[Saved data entries]
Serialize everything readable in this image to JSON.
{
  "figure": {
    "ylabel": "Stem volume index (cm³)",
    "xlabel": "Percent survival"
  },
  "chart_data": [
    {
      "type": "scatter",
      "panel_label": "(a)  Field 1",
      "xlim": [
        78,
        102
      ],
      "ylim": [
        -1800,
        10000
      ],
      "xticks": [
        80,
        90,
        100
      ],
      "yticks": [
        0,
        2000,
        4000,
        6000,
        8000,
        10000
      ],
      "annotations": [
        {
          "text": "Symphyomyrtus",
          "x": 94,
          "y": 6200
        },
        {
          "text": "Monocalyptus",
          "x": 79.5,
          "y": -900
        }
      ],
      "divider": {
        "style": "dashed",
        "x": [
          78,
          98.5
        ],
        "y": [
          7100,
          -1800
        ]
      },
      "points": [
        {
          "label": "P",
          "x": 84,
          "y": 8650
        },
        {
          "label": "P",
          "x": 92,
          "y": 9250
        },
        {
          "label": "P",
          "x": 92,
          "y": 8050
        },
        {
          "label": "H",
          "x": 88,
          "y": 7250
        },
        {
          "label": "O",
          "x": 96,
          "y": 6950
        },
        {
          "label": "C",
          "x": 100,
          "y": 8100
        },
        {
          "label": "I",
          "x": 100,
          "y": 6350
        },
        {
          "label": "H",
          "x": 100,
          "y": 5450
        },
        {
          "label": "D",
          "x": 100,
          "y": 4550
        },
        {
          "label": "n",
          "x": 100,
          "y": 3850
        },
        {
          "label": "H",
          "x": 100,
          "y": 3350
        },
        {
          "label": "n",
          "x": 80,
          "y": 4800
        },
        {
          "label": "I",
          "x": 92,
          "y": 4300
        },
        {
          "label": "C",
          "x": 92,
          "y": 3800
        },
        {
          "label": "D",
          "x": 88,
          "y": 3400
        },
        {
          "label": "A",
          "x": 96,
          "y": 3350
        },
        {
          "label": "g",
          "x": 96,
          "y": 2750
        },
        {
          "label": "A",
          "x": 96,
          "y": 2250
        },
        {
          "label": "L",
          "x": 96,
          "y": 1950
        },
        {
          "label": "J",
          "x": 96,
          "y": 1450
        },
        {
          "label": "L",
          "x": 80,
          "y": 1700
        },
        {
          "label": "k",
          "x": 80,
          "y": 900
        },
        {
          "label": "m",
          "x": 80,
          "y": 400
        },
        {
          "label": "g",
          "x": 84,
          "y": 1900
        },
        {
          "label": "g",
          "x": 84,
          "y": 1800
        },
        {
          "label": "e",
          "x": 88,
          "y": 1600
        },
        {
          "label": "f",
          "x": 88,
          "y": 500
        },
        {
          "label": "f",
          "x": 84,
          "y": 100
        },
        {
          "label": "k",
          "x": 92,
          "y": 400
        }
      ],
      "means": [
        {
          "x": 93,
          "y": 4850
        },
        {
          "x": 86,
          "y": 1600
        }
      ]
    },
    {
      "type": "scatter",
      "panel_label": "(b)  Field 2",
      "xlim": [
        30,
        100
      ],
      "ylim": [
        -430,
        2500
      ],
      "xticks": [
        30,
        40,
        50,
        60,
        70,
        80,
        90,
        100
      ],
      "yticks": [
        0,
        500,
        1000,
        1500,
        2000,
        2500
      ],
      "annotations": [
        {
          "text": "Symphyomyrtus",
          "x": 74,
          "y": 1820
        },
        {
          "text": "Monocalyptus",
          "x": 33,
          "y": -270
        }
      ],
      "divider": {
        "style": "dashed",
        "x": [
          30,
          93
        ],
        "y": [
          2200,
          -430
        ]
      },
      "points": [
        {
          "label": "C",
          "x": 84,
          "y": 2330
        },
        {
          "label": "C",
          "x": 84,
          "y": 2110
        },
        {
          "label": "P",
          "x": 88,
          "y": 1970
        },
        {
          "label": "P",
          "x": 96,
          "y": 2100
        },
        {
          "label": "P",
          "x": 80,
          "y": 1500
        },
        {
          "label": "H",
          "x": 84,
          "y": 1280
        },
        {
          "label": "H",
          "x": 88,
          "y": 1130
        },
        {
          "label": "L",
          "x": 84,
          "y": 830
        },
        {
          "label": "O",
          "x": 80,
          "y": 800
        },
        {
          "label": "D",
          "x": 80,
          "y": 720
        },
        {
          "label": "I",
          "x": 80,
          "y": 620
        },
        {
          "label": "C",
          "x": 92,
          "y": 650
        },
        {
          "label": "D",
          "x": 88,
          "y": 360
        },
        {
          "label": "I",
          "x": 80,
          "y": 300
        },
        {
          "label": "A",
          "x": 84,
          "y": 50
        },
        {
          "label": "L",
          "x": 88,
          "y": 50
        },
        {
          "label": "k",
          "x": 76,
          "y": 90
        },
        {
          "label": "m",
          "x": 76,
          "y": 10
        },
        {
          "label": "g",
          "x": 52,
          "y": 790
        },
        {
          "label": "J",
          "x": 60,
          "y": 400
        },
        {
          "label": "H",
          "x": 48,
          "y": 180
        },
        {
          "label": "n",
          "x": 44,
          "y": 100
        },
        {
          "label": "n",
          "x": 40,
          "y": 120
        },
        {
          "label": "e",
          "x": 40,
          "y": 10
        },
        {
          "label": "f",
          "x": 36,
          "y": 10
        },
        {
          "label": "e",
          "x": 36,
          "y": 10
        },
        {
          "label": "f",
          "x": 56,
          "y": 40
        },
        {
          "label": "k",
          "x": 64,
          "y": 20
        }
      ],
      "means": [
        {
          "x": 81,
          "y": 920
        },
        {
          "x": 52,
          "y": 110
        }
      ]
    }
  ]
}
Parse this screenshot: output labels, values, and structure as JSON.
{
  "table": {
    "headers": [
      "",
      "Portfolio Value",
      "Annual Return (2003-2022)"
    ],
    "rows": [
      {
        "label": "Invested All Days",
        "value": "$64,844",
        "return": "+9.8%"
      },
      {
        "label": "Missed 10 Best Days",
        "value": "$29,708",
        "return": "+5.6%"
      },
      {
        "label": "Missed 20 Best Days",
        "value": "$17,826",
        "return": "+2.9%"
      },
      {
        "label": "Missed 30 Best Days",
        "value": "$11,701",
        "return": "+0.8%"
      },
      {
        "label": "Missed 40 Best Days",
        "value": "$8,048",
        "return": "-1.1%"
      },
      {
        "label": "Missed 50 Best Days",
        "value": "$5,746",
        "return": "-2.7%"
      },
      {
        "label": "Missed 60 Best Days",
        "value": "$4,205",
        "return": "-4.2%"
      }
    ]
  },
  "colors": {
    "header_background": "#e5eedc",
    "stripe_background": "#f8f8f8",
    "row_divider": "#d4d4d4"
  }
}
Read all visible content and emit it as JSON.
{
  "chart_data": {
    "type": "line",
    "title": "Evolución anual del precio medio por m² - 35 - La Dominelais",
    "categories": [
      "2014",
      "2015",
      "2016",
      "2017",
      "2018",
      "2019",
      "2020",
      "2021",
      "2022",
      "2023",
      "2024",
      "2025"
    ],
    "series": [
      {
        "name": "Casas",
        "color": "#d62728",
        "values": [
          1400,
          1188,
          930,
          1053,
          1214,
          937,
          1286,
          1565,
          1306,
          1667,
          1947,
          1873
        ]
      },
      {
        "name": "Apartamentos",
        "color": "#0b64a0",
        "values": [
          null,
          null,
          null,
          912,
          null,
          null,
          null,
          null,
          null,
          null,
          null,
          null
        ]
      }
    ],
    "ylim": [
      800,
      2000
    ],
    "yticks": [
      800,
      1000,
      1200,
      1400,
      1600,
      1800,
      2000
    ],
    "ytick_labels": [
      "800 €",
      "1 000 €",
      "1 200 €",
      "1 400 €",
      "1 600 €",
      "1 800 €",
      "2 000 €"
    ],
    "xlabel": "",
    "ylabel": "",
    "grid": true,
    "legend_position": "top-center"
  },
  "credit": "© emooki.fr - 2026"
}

→ **WRITTEN PROBLEM**: Print every record exactly as it was given.

→ **RESULT FOR THIS TASK**:
Serialize everything readable in this image to JSON.
{
  "figure": {
    "ylabel": "Stem volume index (cm³)",
    "xlabel": "Percent survival"
  },
  "chart_data": [
    {
      "type": "scatter",
      "panel_label": "(a)  Field 1",
      "xlim": [
        78,
        102
      ],
      "ylim": [
        -1800,
        10000
      ],
      "xticks": [
        80,
        90,
        100
      ],
      "yticks": [
        0,
        2000,
        4000,
        6000,
        8000,
        10000
      ],
      "annotations": [
        {
          "text": "Symphyomyrtus",
          "x": 94,
          "y": 6200
        },
        {
          "text": "Monocalyptus",
          "x": 79.5,
          "y": -900
        }
      ],
      "divider": {
        "style": "dashed",
        "x": [
          78,
          98.5
        ],
        "y": [
          7100,
          -1800
        ]
      },
      "points": [
        {
          "label": "P",
          "x": 84,
          "y": 8650
        },
        {
          "label": "P",
          "x": 92,
          "y": 9250
        },
        {
          "label": "P",
          "x": 92,
          "y": 8050
        },
        {
          "label": "H",
          "x": 88,
          "y": 7250
        },
        {
          "label": "O",
          "x": 96,
          "y": 6950
        },
        {
          "label": "C",
          "x": 100,
          "y": 8100
        },
        {
          "label": "I",
          "x": 100,
          "y": 6350
        },
        {
          "label": "H",
          "x": 100,
          "y": 5450
        },
        {
          "label": "D",
          "x": 100,
          "y": 4550
        },
        {
          "label": "n",
          "x": 100,
          "y": 3850
        },
        {
          "label": "H",
          "x": 100,
          "y": 3350
        },
        {
          "label": "n",
          "x": 80,
          "y": 4800
        },
        {
          "label": "I",
          "x": 92,
          "y": 4300
        },
        {
          "label": "C",
          "x": 92,
          "y": 3800
        },
        {
          "label": "D",
          "x": 88,
          "y": 3400
        },
        {
          "label": "A",
          "x": 96,
          "y": 3350
        },
        {
          "label": "g",
          "x": 96,
          "y": 2750
        },
        {
          "label": "A",
          "x": 96,
          "y": 2250
        },
        {
          "label": "L",
          "x": 96,
          "y": 1950
        },
        {
          "label": "J",
          "x": 96,
          "y": 1450
        },
        {
          "label": "L",
          "x": 80,
          "y": 1700
        },
        {
          "label": "k",
          "x": 80,
          "y": 900
        },
        {
          "label": "m",
          "x": 80,
          "y": 400
        },
        {
          "label": "g",
          "x": 84,
          "y": 1900
        },
        {
          "label": "g",
          "x": 84,
          "y": 1800
        },
        {
          "label": "e",
          "x": 88,
          "y": 1600
        },
        {
          "label": "f",
          "x": 88,
          "y": 500
        },
        {
          "label": "f",
          "x": 84,
          "y": 100
        },
        {
          "label": "k",
          "x": 92,
          "y": 400
        }
      ],
      "means": [
        {
          "x": 93,
          "y": 4850
        },
        {
          "x": 86,
          "y": 1600
        }
      ]
    },
    {
      "type": "scatter",
      "panel_label": "(b)  Field 2",
      "xlim": [
        30,
        100
      ],
      "ylim": [
        -430,
        2500
      ],
      "xticks": [
        30,
        40,
        50,
        60,
        70,
        80,
        90,
        100
      ],
      "yticks": [
        0,
        500,
        1000,
        1500,
        2000,
        2500
      ],
      "annotations": [
        {
          "text": "Symphyomyrtus",
          "x": 74,
          "y": 1820
        },
        {
          "text": "Monocalyptus",
          "x": 33,
          "y": -270
        }
      ],
      "divider": {
        "style": "dashed",
        "x": [
          30,
          93
        ],
        "y": [
          2200,
          -430
        ]
      },
      "points": [
        {
          "label": "C",
          "x": 84,
          "y": 2330
        },
        {
          "label": "C",
          "x": 84,
          "y": 2110
        },
        {
          "label": "P",
          "x": 88,
          "y": 1970
        },
        {
          "label": "P",
          "x": 96,
          "y": 2100
        },
        {
          "label": "P",
          "x": 80,
          "y": 1500
        },
        {
          "label": "H",
          "x": 84,
          "y": 1280
        },
        {
          "label": "H",
          "x": 88,
          "y": 1130
        },
        {
          "label": "L",
          "x": 84,
          "y": 830
        },
        {
          "label": "O",
          "x": 80,
          "y": 800
        },
        {
          "label": "D",
          "x": 80,
          "y": 720
        },
        {
          "label": "I",
          "x": 80,
          "y": 620
        },
        {
          "label": "C",
          "x": 92,
          "y": 650
        },
        {
          "label": "D",
          "x": 88,
          "y": 360
        },
        {
          "label": "I",
          "x": 80,
          "y": 300
        },
        {
          "label": "A",
          "x": 84,
          "y": 50
        },
        {
          "label": "L",
          "x": 88,
          "y": 50
        },
        {
          "label": "k",
          "x": 76,
          "y": 90
        },
        {
          "label": "m",
          "x": 76,
          "y": 10
        },
        {
          "label": "g",
          "x": 52,
          "y": 790
        },
        {
          "label": "J",
          "x": 60,
          "y": 400
        },
        {
          "label": "H",
          "x": 48,
          "y": 180
        },
        {
          "label": "n",
          "x": 44,
          "y": 100
        },
        {
          "label": "n",
          "x": 40,
          "y": 120
        },
        {
          "label": "e",
          "x": 40,
          "y": 10
        },
        {
          "label": "f",
          "x": 36,
          "y": 10
        },
        {
          "label": "e",
          "x": 36,
          "y": 10
        },
        {
          "label": "f",
          "x": 56,
          "y": 40
        },
        {
          "label": "k",
          "x": 64,
          "y": 20
        }
      ],
      "means": [
        {
          "x": 81,
          "y": 920
        },
        {
          "x": 52,
          "y": 110
        }
      ]
    }
  ]
}
Parse this screenshot: output labels, values, and structure as JSON.
{
  "table": {
    "headers": [
      "",
      "Portfolio Value",
      "Annual Return (2003-2022)"
    ],
    "rows": [
      {
        "label": "Invested All Days",
        "value": "$64,844",
        "return": "+9.8%"
      },
      {
        "label": "Missed 10 Best Days",
        "value": "$29,708",
        "return": "+5.6%"
      },
      {
        "label": "Missed 20 Best Days",
        "value": "$17,826",
        "return": "+2.9%"
      },
      {
        "label": "Missed 30 Best Days",
        "value": "$11,701",
        "return": "+0.8%"
      },
      {
        "label": "Missed 40 Best Days",
        "value": "$8,048",
        "return": "-1.1%"
      },
      {
        "label": "Missed 50 Best Days",
        "value": "$5,746",
        "return": "-2.7%"
      },
      {
        "label": "Missed 60 Best Days",
        "value": "$4,205",
        "return": "-4.2%"
      }
    ]
  },
  "colors": {
    "header_background": "#e5eedc",
    "stripe_background": "#f8f8f8",
    "row_divider": "#d4d4d4"
  }
}
Read all visible content and emit it as JSON.
{
  "chart_data": {
    "type": "line",
    "title": "Evolución anual del precio medio por m² - 35 - La Dominelais",
    "categories": [
      "2014",
      "2015",
      "2016",
      "2017",
      "2018",
      "2019",
      "2020",
      "2021",
      "2022",
      "2023",
      "2024",
      "2025"
    ],
    "series": [
      {
        "name": "Casas",
        "color": "#d62728",
        "values": [
          1400,
          1188,
          930,
          1053,
          1214,
          937,
          1286,
          1565,
          1306,
          1667,
          1947,
          1873
        ]
      },
      {
        "name": "Apartamentos",
        "color": "#0b64a0",
        "values": [
          null,
          null,
          null,
          912,
          null,
          null,
          null,
          null,
          null,
          null,
          null,
          null
        ]
      }
    ],
    "ylim": [
      800,
      2000
    ],
    "yticks": [
      800,
      1000,
      1200,
      1400,
      1600,
      1800,
      2000
    ],
    "ytick_labels": [
      "800 €",
      "1 000 €",
      "1 200 €",
      "1 400 €",
      "1 600 €",
      "1 800 €",
      "2 000 €"
    ],
    "xlabel": "",
    "ylabel": "",
    "grid": true,
    "legend_position": "top-center"
  },
  "credit": "© emooki.fr - 2026"
}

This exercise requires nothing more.